▶ Фрагмент текста
● ● ● ● ●
Читаем Я — Златан полностью

Он так ничего и не заметил. Пиво было повсюду — на столе, на полках, и я часто собирал пустые банки в большой пластиковый пакет для мусора и шел их сдавать. За банку можно было выручить 50 эре. Иногда набиралось на 50 или даже 100 крон (т. е. 100 или 200 банок — прим. пер.). Банок было много, и я оставался доволен полученной наличностью. При этом ситуация дома не улучшалась, и, как и все дети в схожих условиях, я научился улавливать настроение отца. Я точно знал, когда можно с ним разговаривать. На следующий день после попойки было самое оно. Через день — уже сложнее. В отдельных случаях он мог зажечься, как фитиль. В другой раз он мог быть невероятно щедрым. Например, просто так — взять, да и отдать мне пятьсот крон. В те времена я собирал карточки с футболистами. Покупаешь жвачку — получаешь три карточки в маленьком пакетике. «Ну, кто же достанется мне на этот раз?», — гадал я. Может, Марадона? И часто бывал разочарован, особенно когда мне перепадали одни только шведские игроки, о которых я и слыхом не слыхивал. Но однажды отец йринес мне целую коробку с карточками. Это был шок! Я вскрываю пакетики, а там — самые яркие бразильские звезды. А еще время от времени мы с отцом вместе смотрели футбол по телевизору и обсуждали происходящее. Это было здорово.

Но в другие дни он бывал пьян. В моей памяти запечатлелись отдельные ужасные сцены той поры, и, становясь старше, я начал противостоять ему. Я не хотел поступать, как Сапко, и доводить до столкновений. Я говорил ему: «Ты слишком много пьешь, отец», и между нами происходили какие-то жуткие (и порой бессмысленные, если сказать по правде) ссоры. Но мне хотелось доказать, что я могу говорить от своего имени, тем более что дома у нас царил ужасающий беспорядок.
● ● ● ● ●
▶ Строки для работы
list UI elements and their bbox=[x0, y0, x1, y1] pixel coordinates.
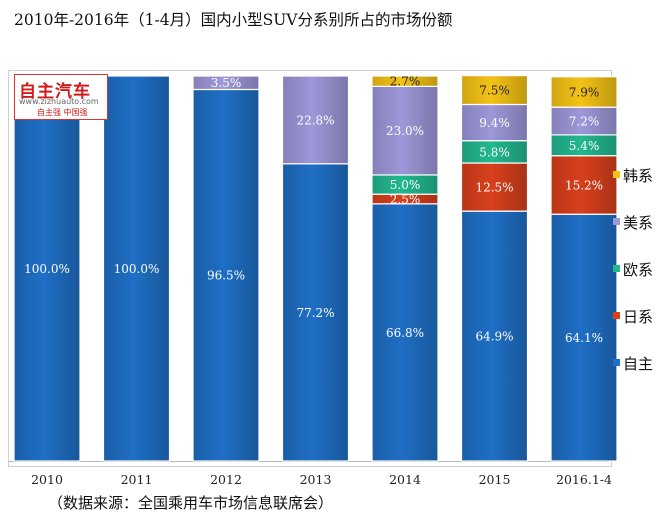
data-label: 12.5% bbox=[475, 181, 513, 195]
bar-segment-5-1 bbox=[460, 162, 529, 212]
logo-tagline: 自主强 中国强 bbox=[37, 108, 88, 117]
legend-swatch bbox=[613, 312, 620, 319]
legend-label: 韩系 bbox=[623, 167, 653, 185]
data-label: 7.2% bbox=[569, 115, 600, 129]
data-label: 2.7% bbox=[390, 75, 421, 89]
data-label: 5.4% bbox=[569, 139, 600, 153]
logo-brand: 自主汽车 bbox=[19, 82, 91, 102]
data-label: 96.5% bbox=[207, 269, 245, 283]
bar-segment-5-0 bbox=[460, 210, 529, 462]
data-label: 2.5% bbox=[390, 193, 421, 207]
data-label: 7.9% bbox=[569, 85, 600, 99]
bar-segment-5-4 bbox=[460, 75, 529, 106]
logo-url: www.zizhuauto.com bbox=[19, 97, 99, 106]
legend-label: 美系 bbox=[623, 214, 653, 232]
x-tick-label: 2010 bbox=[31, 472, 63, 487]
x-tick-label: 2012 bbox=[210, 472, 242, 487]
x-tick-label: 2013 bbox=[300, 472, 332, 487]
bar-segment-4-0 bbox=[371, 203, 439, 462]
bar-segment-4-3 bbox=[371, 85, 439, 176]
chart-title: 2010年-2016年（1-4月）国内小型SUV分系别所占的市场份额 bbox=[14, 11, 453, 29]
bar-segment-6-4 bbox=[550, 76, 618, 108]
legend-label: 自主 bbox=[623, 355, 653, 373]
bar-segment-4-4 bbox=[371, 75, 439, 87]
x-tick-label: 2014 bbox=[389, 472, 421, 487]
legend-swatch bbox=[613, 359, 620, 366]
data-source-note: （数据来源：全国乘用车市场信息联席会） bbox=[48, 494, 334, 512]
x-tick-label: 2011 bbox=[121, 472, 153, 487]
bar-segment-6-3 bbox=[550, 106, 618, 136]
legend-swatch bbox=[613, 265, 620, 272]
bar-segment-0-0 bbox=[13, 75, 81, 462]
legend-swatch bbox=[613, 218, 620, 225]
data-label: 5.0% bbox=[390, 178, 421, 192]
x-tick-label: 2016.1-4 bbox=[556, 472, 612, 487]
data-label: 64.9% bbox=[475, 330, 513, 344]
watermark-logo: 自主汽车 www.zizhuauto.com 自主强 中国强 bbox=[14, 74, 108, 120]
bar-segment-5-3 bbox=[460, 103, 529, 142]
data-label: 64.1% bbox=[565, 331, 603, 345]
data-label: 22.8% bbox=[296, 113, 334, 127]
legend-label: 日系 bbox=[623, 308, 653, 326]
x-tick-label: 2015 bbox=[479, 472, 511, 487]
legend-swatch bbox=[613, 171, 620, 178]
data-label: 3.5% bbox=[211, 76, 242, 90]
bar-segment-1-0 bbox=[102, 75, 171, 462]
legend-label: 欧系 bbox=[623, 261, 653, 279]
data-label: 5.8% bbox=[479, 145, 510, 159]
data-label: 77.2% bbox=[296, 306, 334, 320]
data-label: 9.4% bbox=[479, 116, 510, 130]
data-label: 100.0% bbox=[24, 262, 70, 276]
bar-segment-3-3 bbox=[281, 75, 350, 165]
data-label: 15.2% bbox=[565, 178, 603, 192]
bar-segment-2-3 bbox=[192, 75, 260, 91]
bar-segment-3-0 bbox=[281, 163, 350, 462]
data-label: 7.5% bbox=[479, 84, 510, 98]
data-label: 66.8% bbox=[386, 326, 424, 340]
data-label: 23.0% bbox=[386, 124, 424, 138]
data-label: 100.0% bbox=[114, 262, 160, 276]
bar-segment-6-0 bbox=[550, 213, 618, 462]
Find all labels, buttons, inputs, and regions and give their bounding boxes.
● ● ● ● ●
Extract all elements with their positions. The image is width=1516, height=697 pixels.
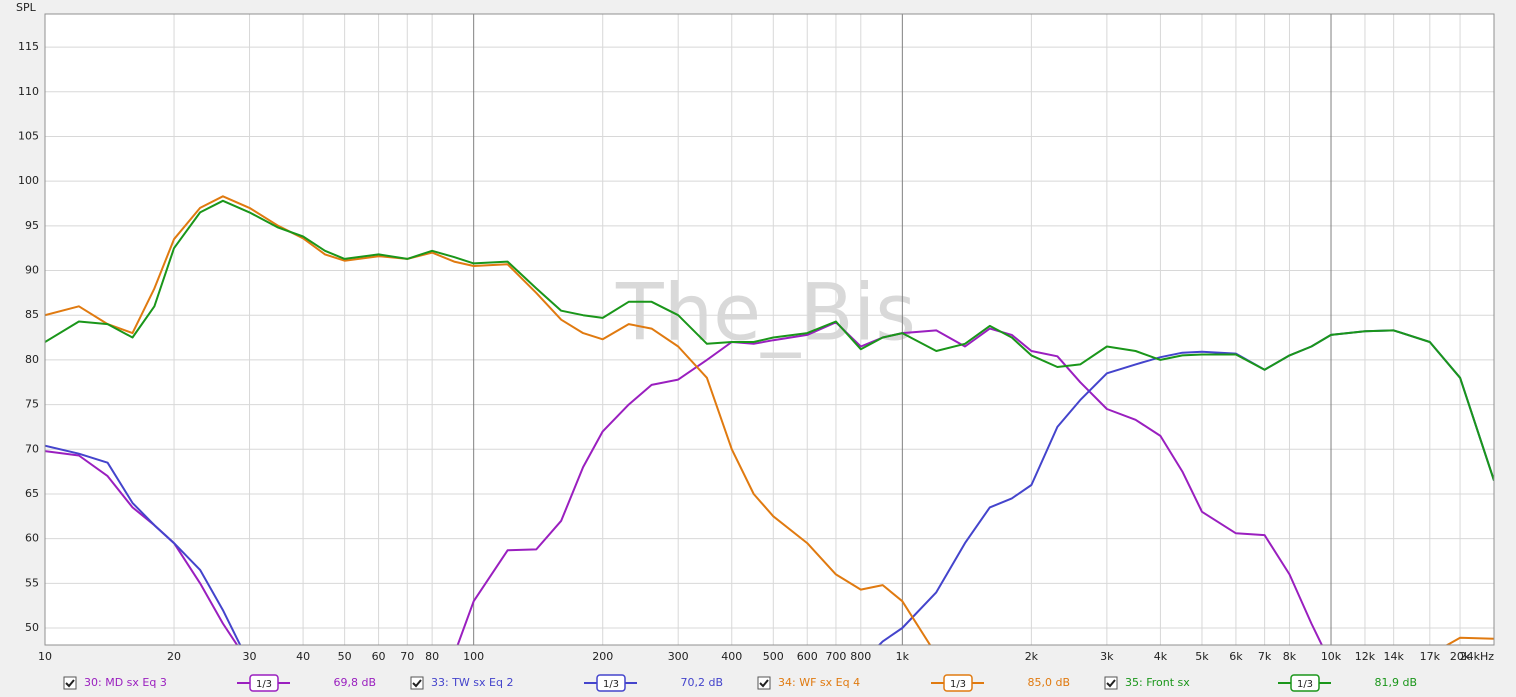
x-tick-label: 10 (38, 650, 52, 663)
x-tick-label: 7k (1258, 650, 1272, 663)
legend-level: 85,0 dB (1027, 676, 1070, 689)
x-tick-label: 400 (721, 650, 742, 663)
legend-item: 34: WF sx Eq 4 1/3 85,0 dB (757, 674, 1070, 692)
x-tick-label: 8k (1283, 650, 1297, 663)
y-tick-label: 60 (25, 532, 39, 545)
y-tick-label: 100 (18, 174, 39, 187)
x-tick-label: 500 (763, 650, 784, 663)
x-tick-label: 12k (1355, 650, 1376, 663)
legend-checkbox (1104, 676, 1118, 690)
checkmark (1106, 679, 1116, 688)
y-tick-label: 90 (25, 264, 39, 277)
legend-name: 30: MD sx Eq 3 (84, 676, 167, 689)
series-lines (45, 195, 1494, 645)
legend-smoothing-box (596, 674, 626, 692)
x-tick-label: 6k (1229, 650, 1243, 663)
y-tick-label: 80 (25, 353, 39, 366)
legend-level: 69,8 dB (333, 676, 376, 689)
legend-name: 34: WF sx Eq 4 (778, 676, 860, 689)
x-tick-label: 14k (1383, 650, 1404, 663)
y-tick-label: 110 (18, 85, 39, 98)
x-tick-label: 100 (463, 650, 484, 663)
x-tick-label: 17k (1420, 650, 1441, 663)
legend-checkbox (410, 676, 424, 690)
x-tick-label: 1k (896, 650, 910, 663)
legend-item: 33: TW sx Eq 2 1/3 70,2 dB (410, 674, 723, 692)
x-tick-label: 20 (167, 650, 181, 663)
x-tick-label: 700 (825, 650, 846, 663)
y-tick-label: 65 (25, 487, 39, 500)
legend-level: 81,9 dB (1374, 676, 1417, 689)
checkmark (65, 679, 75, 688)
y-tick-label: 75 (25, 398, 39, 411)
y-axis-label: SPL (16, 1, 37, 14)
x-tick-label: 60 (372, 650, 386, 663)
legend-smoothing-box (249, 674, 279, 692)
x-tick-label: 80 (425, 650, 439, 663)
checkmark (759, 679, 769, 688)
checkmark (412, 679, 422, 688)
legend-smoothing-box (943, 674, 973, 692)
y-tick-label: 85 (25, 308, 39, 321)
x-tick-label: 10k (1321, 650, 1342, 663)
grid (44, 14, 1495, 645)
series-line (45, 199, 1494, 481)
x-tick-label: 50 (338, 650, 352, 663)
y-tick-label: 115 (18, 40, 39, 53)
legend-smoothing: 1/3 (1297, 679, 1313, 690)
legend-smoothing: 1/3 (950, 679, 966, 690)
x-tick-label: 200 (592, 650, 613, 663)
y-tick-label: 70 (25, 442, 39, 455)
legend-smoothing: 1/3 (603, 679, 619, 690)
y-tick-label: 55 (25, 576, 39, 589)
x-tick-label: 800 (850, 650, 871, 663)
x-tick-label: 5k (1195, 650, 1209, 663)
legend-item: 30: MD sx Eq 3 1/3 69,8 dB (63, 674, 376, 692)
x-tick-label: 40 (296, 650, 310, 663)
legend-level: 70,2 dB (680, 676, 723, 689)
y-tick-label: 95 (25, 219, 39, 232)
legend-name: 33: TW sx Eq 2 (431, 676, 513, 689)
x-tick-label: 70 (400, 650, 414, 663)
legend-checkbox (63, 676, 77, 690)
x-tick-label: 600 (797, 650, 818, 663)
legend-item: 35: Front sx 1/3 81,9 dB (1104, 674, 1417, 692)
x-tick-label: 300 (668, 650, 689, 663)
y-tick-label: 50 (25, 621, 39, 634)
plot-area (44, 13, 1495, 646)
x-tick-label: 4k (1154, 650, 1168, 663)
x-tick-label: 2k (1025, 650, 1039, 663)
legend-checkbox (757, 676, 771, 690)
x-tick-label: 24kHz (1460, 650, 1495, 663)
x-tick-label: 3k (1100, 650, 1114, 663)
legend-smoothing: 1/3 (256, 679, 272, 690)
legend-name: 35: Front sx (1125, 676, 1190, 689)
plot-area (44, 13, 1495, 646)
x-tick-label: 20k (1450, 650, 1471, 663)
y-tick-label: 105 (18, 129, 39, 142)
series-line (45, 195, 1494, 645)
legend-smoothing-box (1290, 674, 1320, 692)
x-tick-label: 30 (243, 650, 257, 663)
● ● ● ● ●
▶ Задания
1/ Перепишите без изменений отрывок из фрагмента текста от слов «Но в другие» до слов «царил ужасающий беспорядок.».
2/ Оформите строки первого блока от строки с «data-label: 12.5% bbox=[475, 181, 513, 195]» до строки с «data-label: 5.0% bbox=[390, 178, 421, 192]» включительно в виде таблицы Markdown со столбцами «Номер» и «Содержание», опустив пустые строки.
Фрагмент текста и строки — два отдельных материала, никак не связанных между собой.

▶ Ответы
1/
Но в другие дни он бывал пьян. В моей памяти запечатлелись отдельные ужасные сцены той поры, и, становясь старше, я начал противостоять ему. Я не хотел поступать, как Сапко, и доводить до столкновений. Я говорил ему: «Ты слишком много пьешь, отец», и между нами происходили какие-то жуткие (и порой бессмысленные, если сказать по правде) ссоры. Но мне хотелось доказать, что я могу говорить от своего имени, тем более что дома у нас царил ужасающий беспорядок.

2/
| Номер | Содержание |
|---|---|
| 1 | data-label: 12.5% bbox=[475, 181, 513, 195] |
| 2 | bar-segment-5-1 bbox=[460, 162, 529, 212] |
| 3 | logo-tagline: 自主强 中国强 bbox=[37, 108, 88, 117] |
| 4 | legend-swatch bbox=[613, 312, 620, 319] |
| 5 | legend-label: 韩系 bbox=[623, 167, 653, 185] |
| 6 | data-label: 7.2% bbox=[569, 115, 600, 129] |
| 7 | data-label: 2.7% bbox=[390, 75, 421, 89] |
| 8 | data-label: 5.4% bbox=[569, 139, 600, 153] |
| 9 | logo-brand: 自主汽车 bbox=[19, 82, 91, 102] |
| 10 | data-label: 96.5% bbox=[207, 269, 245, 283] |
| 11 | bar-segment-5-0 bbox=[460, 210, 529, 462] |
| 12 | data-label: 2.5% bbox=[390, 193, 421, 207] |
| 13 | data-label: 7.9% bbox=[569, 85, 600, 99] |
| 14 | bar-segment-5-4 bbox=[460, 75, 529, 106] |
| 15 | logo-url: www.zizhuauto.com bbox=[19, 97, 99, 106] |
| 16 | legend-label: 美系 bbox=[623, 214, 653, 232] |
| 17 | x-tick-label: 2010 bbox=[31, 472, 63, 487] |
| 18 | x-tick-label: 2012 bbox=[210, 472, 242, 487] |
| 19 | x-tick-label: 2013 bbox=[300, 472, 332, 487] |
| 20 | bar-segment-4-0 bbox=[371, 203, 439, 462] |
| 21 | bar-segment-4-3 bbox=[371, 85, 439, 176] |
| 22 | chart-title: 2010年-2016年（1-4月）国内小型SUV分系别所占的市场份额 bbox=[14, 11, 453, 29] |
| 23 | bar-segment-6-4 bbox=[550, 76, 618, 108] |
| 24 | legend-label: 自主 bbox=[623, 355, 653, 373] |
| 25 | bar-segment-4-4 bbox=[371, 75, 439, 87] |
| 26 | x-tick-label: 2014 bbox=[389, 472, 421, 487] |
| 27 | legend-swatch bbox=[613, 359, 620, 366] |
| 28 | data-source-note: （数据来源：全国乘用车市场信息联席会） bbox=[48, 494, 334, 512] |
| 29 | x-tick-label: 2011 bbox=[121, 472, 153, 487] |
| 30 | bar-segment-6-3 bbox=[550, 106, 618, 136] |
| 31 | legend-swatch bbox=[613, 265, 620, 272] |
| 32 | bar-segment-0-0 bbox=[13, 75, 81, 462] |
| 33 | legend-swatch bbox=[613, 218, 620, 225] |
| 34 | data-label: 5.0% bbox=[390, 178, 421, 192] |